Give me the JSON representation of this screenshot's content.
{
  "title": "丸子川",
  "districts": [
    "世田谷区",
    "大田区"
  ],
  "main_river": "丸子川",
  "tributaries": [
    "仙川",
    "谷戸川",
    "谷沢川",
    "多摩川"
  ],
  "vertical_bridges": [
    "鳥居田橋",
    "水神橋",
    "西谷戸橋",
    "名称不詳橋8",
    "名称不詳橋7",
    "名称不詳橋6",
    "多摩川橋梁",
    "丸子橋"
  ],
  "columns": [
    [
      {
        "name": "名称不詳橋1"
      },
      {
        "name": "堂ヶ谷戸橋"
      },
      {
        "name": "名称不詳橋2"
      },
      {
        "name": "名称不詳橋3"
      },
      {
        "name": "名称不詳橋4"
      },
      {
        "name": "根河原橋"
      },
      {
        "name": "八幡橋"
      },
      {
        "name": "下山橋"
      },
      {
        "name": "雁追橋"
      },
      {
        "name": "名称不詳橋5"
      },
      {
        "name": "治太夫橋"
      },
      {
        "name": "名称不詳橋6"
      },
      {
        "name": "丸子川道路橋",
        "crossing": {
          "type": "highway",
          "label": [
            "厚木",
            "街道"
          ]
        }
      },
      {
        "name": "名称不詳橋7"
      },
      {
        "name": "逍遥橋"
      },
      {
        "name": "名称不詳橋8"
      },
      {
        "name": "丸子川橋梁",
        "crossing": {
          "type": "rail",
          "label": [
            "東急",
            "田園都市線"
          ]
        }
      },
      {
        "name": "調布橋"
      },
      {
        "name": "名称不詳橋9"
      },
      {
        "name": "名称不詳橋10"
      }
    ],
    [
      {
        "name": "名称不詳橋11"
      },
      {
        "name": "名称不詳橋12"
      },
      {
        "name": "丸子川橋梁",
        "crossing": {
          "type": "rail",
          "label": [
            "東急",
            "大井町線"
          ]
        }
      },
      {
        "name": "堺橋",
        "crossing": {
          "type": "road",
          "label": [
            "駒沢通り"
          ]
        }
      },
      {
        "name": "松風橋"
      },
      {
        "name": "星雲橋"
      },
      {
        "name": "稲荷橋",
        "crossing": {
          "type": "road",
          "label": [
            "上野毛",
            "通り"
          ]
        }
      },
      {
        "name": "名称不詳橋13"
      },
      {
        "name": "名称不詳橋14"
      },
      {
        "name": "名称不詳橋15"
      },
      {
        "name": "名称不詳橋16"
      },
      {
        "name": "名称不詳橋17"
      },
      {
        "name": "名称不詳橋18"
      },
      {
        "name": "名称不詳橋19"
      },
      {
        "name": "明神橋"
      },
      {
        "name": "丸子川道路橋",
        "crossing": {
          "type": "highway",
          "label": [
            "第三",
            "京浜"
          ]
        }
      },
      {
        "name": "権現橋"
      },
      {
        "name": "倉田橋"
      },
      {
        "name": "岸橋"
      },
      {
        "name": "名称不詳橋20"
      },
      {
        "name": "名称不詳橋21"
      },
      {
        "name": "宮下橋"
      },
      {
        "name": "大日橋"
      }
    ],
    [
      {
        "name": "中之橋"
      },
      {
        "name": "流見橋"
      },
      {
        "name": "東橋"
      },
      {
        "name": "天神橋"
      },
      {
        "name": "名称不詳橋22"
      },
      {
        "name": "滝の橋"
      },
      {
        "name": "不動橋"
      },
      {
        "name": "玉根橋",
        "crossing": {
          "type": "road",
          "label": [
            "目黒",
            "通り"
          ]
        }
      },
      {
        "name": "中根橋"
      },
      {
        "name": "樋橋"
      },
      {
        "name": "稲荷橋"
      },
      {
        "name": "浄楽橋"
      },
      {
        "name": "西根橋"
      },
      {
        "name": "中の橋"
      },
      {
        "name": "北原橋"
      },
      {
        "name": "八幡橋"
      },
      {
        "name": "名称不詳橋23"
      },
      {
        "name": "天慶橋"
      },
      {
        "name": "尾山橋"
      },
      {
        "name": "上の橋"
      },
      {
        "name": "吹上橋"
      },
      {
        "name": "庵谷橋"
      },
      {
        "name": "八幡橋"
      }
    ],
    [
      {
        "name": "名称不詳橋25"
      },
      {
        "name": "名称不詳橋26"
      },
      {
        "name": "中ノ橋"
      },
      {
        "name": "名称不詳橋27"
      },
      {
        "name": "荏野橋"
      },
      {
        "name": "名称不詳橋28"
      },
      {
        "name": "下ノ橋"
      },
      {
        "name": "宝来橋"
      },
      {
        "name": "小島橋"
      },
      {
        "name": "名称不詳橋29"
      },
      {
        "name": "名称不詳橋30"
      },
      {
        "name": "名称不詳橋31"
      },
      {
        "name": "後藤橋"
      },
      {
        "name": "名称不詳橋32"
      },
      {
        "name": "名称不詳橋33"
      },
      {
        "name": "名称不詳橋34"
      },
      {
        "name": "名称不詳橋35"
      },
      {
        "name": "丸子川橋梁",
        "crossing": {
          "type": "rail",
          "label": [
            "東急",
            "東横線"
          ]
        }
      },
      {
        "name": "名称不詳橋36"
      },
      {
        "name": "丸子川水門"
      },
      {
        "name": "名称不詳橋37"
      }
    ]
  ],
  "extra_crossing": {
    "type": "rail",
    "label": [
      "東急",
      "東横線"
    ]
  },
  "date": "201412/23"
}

EXERCISE BRIEF:
Hand back the material above in full, exactly as written.

TASK OUTPUT:
Give me the JSON representation of this screenshot's content.
{
  "title": "丸子川",
  "districts": [
    "世田谷区",
    "大田区"
  ],
  "main_river": "丸子川",
  "tributaries": [
    "仙川",
    "谷戸川",
    "谷沢川",
    "多摩川"
  ],
  "vertical_bridges": [
    "鳥居田橋",
    "水神橋",
    "西谷戸橋",
    "名称不詳橋8",
    "名称不詳橋7",
    "名称不詳橋6",
    "多摩川橋梁",
    "丸子橋"
  ],
  "columns": [
    [
      {
        "name": "名称不詳橋1"
      },
      {
        "name": "堂ヶ谷戸橋"
      },
      {
        "name": "名称不詳橋2"
      },
      {
        "name": "名称不詳橋3"
      },
      {
        "name": "名称不詳橋4"
      },
      {
        "name": "根河原橋"
      },
      {
        "name": "八幡橋"
      },
      {
        "name": "下山橋"
      },
      {
        "name": "雁追橋"
      },
      {
        "name": "名称不詳橋5"
      },
      {
        "name": "治太夫橋"
      },
      {
        "name": "名称不詳橋6"
      },
      {
        "name": "丸子川道路橋",
        "crossing": {
          "type": "highway",
          "label": [
            "厚木",
            "街道"
          ]
        }
      },
      {
        "name": "名称不詳橋7"
      },
      {
        "name": "逍遥橋"
      },
      {
        "name": "名称不詳橋8"
      },
      {
        "name": "丸子川橋梁",
        "crossing": {
          "type": "rail",
          "label": [
            "東急",
            "田園都市線"
          ]
        }
      },
      {
        "name": "調布橋"
      },
      {
        "name": "名称不詳橋9"
      },
      {
        "name": "名称不詳橋10"
      }
    ],
    [
      {
        "name": "名称不詳橋11"
      },
      {
        "name": "名称不詳橋12"
      },
      {
        "name": "丸子川橋梁",
        "crossing": {
          "type": "rail",
          "label": [
            "東急",
            "大井町線"
          ]
        }
      },
      {
        "name": "堺橋",
        "crossing": {
          "type": "road",
          "label": [
            "駒沢通り"
          ]
        }
      },
      {
        "name": "松風橋"
      },
      {
        "name": "星雲橋"
      },
      {
        "name": "稲荷橋",
        "crossing": {
          "type": "road",
          "label": [
            "上野毛",
            "通り"
          ]
        }
      },
      {
        "name": "名称不詳橋13"
      },
      {
        "name": "名称不詳橋14"
      },
      {
        "name": "名称不詳橋15"
      },
      {
        "name": "名称不詳橋16"
      },
      {
        "name": "名称不詳橋17"
      },
      {
        "name": "名称不詳橋18"
      },
      {
        "name": "名称不詳橋19"
      },
      {
        "name": "明神橋"
      },
      {
        "name": "丸子川道路橋",
        "crossing": {
          "type": "highway",
          "label": [
            "第三",
            "京浜"
          ]
        }
      },
      {
        "name": "権現橋"
      },
      {
        "name": "倉田橋"
      },
      {
        "name": "岸橋"
      },
      {
        "name": "名称不詳橋20"
      },
      {
        "name": "名称不詳橋21"
      },
      {
        "name": "宮下橋"
      },
      {
        "name": "大日橋"
      }
    ],
    [
      {
        "name": "中之橋"
      },
      {
        "name": "流見橋"
      },
      {
        "name": "東橋"
      },
      {
        "name": "天神橋"
      },
      {
        "name": "名称不詳橋22"
      },
      {
        "name": "滝の橋"
      },
      {
        "name": "不動橋"
      },
      {
        "name": "玉根橋",
        "crossing": {
          "type": "road",
          "label": [
            "目黒",
            "通り"
          ]
        }
      },
      {
        "name": "中根橋"
      },
      {
        "name": "樋橋"
      },
      {
        "name": "稲荷橋"
      },
      {
        "name": "浄楽橋"
      },
      {
        "name": "西根橋"
      },
      {
        "name": "中の橋"
      },
      {
        "name": "北原橋"
      },
      {
        "name": "八幡橋"
      },
      {
        "name": "名称不詳橋23"
      },
      {
        "name": "天慶橋"
      },
      {
        "name": "尾山橋"
      },
      {
        "name": "上の橋"
      },
      {
        "name": "吹上橋"
      },
      {
        "name": "庵谷橋"
      },
      {
        "name": "八幡橋"
      }
    ],
    [
      {
        "name": "名称不詳橋25"
      },
      {
        "name": "名称不詳橋26"
      },
      {
        "name": "中ノ橋"
      },
      {
        "name": "名称不詳橋27"
      },
      {
        "name": "荏野橋"
      },
      {
        "name": "名称不詳橋28"
      },
      {
        "name": "下ノ橋"
      },
      {
        "name": "宝来橋"
      },
      {
        "name": "小島橋"
      },
      {
        "name": "名称不詳橋29"
      },
      {
        "name": "名称不詳橋30"
      },
      {
        "name": "名称不詳橋31"
      },
      {
        "name": "後藤橋"
      },
      {
        "name": "名称不詳橋32"
      },
      {
        "name": "名称不詳橋33"
      },
      {
        "name": "名称不詳橋34"
      },
      {
        "name": "名称不詳橋35"
      },
      {
        "name": "丸子川橋梁",
        "crossing": {
          "type": "rail",
          "label": [
            "東急",
            "東横線"
          ]
        }
      },
      {
        "name": "名称不詳橋36"
      },
      {
        "name": "丸子川水門"
      },
      {
        "name": "名称不詳橋37"
      }
    ]
  ],
  "extra_crossing": {
    "type": "rail",
    "label": [
      "東急",
      "東横線"
    ]
  },
  "date": "201412/23"
}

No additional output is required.